## GOAL:
Search the data below for the string "page". Extract every line that contains it.

□ □ □ □ □

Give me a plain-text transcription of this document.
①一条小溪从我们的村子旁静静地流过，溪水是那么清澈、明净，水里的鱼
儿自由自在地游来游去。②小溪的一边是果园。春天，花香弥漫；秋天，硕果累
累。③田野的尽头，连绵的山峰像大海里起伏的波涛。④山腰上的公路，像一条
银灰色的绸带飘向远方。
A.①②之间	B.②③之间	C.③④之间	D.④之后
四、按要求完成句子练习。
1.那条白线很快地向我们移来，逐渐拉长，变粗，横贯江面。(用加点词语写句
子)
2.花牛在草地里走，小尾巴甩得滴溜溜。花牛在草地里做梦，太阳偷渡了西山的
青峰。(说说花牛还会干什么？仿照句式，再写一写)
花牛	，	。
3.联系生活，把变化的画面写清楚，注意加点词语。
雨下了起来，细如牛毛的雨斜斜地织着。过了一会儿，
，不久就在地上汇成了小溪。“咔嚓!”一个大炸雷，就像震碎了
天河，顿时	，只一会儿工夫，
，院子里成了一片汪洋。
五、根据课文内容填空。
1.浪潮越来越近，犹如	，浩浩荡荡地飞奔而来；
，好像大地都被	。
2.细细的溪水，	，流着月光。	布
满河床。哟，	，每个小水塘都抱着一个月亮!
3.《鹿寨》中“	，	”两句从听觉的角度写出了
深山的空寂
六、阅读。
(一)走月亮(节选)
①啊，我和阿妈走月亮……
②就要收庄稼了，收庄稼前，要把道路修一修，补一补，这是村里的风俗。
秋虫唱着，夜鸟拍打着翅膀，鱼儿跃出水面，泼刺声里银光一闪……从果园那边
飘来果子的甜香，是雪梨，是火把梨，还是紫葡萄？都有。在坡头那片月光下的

□ □ □ □ □

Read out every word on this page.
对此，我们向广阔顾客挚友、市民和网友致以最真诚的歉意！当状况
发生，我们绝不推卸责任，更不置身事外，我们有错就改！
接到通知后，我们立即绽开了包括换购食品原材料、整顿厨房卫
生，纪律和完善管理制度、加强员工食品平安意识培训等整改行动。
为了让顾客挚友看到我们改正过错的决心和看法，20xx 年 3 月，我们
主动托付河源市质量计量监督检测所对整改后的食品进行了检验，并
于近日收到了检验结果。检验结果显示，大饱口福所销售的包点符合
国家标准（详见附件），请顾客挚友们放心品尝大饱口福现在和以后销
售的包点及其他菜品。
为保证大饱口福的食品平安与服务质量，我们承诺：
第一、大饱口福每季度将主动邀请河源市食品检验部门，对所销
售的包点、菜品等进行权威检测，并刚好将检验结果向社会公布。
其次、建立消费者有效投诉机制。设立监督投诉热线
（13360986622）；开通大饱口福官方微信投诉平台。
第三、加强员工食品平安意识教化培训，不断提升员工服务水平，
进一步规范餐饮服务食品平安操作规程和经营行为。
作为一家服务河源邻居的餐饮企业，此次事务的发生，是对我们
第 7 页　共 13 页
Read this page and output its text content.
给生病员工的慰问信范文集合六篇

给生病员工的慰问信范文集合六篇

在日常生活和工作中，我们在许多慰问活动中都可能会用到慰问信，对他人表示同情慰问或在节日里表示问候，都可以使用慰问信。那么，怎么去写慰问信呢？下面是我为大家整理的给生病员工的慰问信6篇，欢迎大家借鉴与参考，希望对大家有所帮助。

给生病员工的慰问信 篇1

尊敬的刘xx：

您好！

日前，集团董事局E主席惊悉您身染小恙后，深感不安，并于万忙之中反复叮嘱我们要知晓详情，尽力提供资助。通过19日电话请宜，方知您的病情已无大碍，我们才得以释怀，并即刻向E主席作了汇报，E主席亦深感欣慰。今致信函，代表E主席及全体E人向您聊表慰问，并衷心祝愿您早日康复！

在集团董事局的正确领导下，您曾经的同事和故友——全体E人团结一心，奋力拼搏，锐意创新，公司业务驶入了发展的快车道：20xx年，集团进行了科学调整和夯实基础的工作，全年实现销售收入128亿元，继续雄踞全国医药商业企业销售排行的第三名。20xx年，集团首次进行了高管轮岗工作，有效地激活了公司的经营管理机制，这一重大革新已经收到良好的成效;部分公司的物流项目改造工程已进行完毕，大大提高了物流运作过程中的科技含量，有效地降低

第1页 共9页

□ □ □ □ □

## RESULT OF THIS EXERCISE:
Read out every word on this page.
Read this page and output its text content.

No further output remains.